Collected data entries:
------------------------------------------------------------------------

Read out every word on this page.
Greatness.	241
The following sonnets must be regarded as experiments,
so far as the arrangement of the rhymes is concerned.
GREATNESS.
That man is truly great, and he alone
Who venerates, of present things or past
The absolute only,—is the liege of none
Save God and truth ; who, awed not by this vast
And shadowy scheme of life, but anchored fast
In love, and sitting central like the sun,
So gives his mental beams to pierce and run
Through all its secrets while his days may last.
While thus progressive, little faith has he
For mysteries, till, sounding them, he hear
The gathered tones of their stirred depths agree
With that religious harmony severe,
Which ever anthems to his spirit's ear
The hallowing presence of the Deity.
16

------------------------------------------------------------------------

Request: Copy out all of the lines above exactly.

Answer to this exercise:
Read out every word on this page.
Greatness.	241
The following sonnets must be regarded as experiments,
so far as the arrangement of the rhymes is concerned.
GREATNESS.
That man is truly great, and he alone
Who venerates, of present things or past
The absolute only,—is the liege of none
Save God and truth ; who, awed not by this vast
And shadowy scheme of life, but anchored fast
In love, and sitting central like the sun,
So gives his mental beams to pierce and run
Through all its secrets while his days may last.
While thus progressive, little faith has he
For mysteries, till, sounding them, he hear
The gathered tones of their stirred depths agree
With that religious harmony severe,
Which ever anthems to his spirit's ear
The hallowing presence of the Deity.
16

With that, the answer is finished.